Transcribe every line, keeping it exact.

====== GIVEN RECORDS

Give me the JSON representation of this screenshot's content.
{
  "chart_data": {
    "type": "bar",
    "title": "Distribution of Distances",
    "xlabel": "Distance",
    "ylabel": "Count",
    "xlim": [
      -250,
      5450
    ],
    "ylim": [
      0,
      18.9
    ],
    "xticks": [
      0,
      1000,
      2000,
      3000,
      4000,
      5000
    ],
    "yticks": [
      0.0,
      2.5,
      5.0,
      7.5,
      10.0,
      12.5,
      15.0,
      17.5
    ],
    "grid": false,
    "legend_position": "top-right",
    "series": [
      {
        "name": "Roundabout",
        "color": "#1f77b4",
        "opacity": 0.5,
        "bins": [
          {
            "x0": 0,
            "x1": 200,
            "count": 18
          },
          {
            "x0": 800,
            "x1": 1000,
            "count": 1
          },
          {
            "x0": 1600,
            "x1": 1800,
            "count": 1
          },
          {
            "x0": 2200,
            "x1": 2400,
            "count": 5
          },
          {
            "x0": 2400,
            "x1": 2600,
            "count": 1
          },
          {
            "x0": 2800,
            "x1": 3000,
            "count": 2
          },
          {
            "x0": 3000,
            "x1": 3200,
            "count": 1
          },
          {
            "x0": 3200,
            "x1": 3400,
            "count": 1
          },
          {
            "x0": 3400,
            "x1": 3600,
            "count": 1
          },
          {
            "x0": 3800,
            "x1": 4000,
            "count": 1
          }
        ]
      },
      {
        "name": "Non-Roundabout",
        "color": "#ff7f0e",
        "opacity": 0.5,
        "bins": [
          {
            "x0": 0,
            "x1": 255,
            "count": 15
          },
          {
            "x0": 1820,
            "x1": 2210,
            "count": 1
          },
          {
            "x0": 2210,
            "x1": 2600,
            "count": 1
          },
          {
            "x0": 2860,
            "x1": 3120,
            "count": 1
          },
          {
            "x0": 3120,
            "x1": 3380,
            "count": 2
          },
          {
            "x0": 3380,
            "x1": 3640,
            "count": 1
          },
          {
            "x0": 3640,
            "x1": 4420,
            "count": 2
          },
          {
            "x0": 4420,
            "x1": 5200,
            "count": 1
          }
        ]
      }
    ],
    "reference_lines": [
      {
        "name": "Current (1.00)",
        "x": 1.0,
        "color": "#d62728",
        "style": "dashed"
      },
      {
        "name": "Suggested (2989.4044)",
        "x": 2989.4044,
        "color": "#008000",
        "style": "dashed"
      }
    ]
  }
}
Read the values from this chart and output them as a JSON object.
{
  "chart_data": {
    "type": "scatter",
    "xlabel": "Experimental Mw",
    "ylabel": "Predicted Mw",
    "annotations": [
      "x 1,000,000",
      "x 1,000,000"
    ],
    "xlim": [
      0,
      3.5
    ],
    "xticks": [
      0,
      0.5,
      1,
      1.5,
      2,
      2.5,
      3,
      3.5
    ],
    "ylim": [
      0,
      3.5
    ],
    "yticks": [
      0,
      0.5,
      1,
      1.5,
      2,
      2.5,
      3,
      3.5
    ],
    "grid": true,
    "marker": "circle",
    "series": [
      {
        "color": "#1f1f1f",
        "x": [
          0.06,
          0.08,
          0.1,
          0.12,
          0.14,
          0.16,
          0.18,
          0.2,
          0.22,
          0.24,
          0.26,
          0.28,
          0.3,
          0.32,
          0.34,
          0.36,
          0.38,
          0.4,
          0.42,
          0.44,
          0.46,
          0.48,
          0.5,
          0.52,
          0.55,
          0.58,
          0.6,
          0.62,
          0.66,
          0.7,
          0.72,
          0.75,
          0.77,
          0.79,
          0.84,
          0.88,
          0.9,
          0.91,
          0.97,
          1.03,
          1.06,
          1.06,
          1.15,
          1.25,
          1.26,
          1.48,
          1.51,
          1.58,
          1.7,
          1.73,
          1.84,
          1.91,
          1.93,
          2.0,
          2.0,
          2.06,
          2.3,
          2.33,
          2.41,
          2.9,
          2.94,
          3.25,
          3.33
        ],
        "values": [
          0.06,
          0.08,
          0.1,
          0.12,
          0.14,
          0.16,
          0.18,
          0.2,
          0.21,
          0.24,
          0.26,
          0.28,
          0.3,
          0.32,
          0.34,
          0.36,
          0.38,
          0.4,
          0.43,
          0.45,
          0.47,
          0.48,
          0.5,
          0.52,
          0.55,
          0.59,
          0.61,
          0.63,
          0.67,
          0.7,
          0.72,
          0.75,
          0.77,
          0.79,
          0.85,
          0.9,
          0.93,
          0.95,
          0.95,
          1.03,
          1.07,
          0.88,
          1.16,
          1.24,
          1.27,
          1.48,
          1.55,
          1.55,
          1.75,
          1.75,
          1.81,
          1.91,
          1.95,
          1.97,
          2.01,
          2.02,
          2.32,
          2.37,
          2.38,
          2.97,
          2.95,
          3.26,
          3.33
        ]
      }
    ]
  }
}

============

> _FINAL ANSWER_:
Give me the JSON representation of this screenshot's content.
{
  "chart_data": {
    "type": "bar",
    "title": "Distribution of Distances",
    "xlabel": "Distance",
    "ylabel": "Count",
    "xlim": [
      -250,
      5450
    ],
    "ylim": [
      0,
      18.9
    ],
    "xticks": [
      0,
      1000,
      2000,
      3000,
      4000,
      5000
    ],
    "yticks": [
      0.0,
      2.5,
      5.0,
      7.5,
      10.0,
      12.5,
      15.0,
      17.5
    ],
    "grid": false,
    "legend_position": "top-right",
    "series": [
      {
        "name": "Roundabout",
        "color": "#1f77b4",
        "opacity": 0.5,
        "bins": [
          {
            "x0": 0,
            "x1": 200,
            "count": 18
          },
          {
            "x0": 800,
            "x1": 1000,
            "count": 1
          },
          {
            "x0": 1600,
            "x1": 1800,
            "count": 1
          },
          {
            "x0": 2200,
            "x1": 2400,
            "count": 5
          },
          {
            "x0": 2400,
            "x1": 2600,
            "count": 1
          },
          {
            "x0": 2800,
            "x1": 3000,
            "count": 2
          },
          {
            "x0": 3000,
            "x1": 3200,
            "count": 1
          },
          {
            "x0": 3200,
            "x1": 3400,
            "count": 1
          },
          {
            "x0": 3400,
            "x1": 3600,
            "count": 1
          },
          {
            "x0": 3800,
            "x1": 4000,
            "count": 1
          }
        ]
      },
      {
        "name": "Non-Roundabout",
        "color": "#ff7f0e",
        "opacity": 0.5,
        "bins": [
          {
            "x0": 0,
            "x1": 255,
            "count": 15
          },
          {
            "x0": 1820,
            "x1": 2210,
            "count": 1
          },
          {
            "x0": 2210,
            "x1": 2600,
            "count": 1
          },
          {
            "x0": 2860,
            "x1": 3120,
            "count": 1
          },
          {
            "x0": 3120,
            "x1": 3380,
            "count": 2
          },
          {
            "x0": 3380,
            "x1": 3640,
            "count": 1
          },
          {
            "x0": 3640,
            "x1": 4420,
            "count": 2
          },
          {
            "x0": 4420,
            "x1": 5200,
            "count": 1
          }
        ]
      }
    ],
    "reference_lines": [
      {
        "name": "Current (1.00)",
        "x": 1.0,
        "color": "#d62728",
        "style": "dashed"
      },
      {
        "name": "Suggested (2989.4044)",
        "x": 2989.4044,
        "color": "#008000",
        "style": "dashed"
      }
    ]
  }
}
Read the values from this chart and output them as a JSON object.
{
  "chart_data": {
    "type": "scatter",
    "xlabel": "Experimental Mw",
    "ylabel": "Predicted Mw",
    "annotations": [
      "x 1,000,000",
      "x 1,000,000"
    ],
    "xlim": [
      0,
      3.5
    ],
    "xticks": [
      0,
      0.5,
      1,
      1.5,
      2,
      2.5,
      3,
      3.5
    ],
    "ylim": [
      0,
      3.5
    ],
    "yticks": [
      0,
      0.5,
      1,
      1.5,
      2,
      2.5,
      3,
      3.5
    ],
    "grid": true,
    "marker": "circle",
    "series": [
      {
        "color": "#1f1f1f",
        "x": [
          0.06,
          0.08,
          0.1,
          0.12,
          0.14,
          0.16,
          0.18,
          0.2,
          0.22,
          0.24,
          0.26,
          0.28,
          0.3,
          0.32,
          0.34,
          0.36,
          0.38,
          0.4,
          0.42,
          0.44,
          0.46,
          0.48,
          0.5,
          0.52,
          0.55,
          0.58,
          0.6,
          0.62,
          0.66,
          0.7,
          0.72,
          0.75,
          0.77,
          0.79,
          0.84,
          0.88,
          0.9,
          0.91,
          0.97,
          1.03,
          1.06,
          1.06,
          1.15,
          1.25,
          1.26,
          1.48,
          1.51,
          1.58,
          1.7,
          1.73,
          1.84,
          1.91,
          1.93,
          2.0,
          2.0,
          2.06,
          2.3,
          2.33,
          2.41,
          2.9,
          2.94,
          3.25,
          3.33
        ],
        "values": [
          0.06,
          0.08,
          0.1,
          0.12,
          0.14,
          0.16,
          0.18,
          0.2,
          0.21,
          0.24,
          0.26,
          0.28,
          0.3,
          0.32,
          0.34,
          0.36,
          0.38,
          0.4,
          0.43,
          0.45,
          0.47,
          0.48,
          0.5,
          0.52,
          0.55,
          0.59,
          0.61,
          0.63,
          0.67,
          0.7,
          0.72,
          0.75,
          0.77,
          0.79,
          0.85,
          0.9,
          0.93,
          0.95,
          0.95,
          1.03,
          1.07,
          0.88,
          1.16,
          1.24,
          1.27,
          1.48,
          1.55,
          1.55,
          1.75,
          1.75,
          1.81,
          1.91,
          1.95,
          1.97,
          2.01,
          2.02,
          2.32,
          2.37,
          2.38,
          2.97,
          2.95,
          3.26,
          3.33
        ]
      }
    ]
  }
}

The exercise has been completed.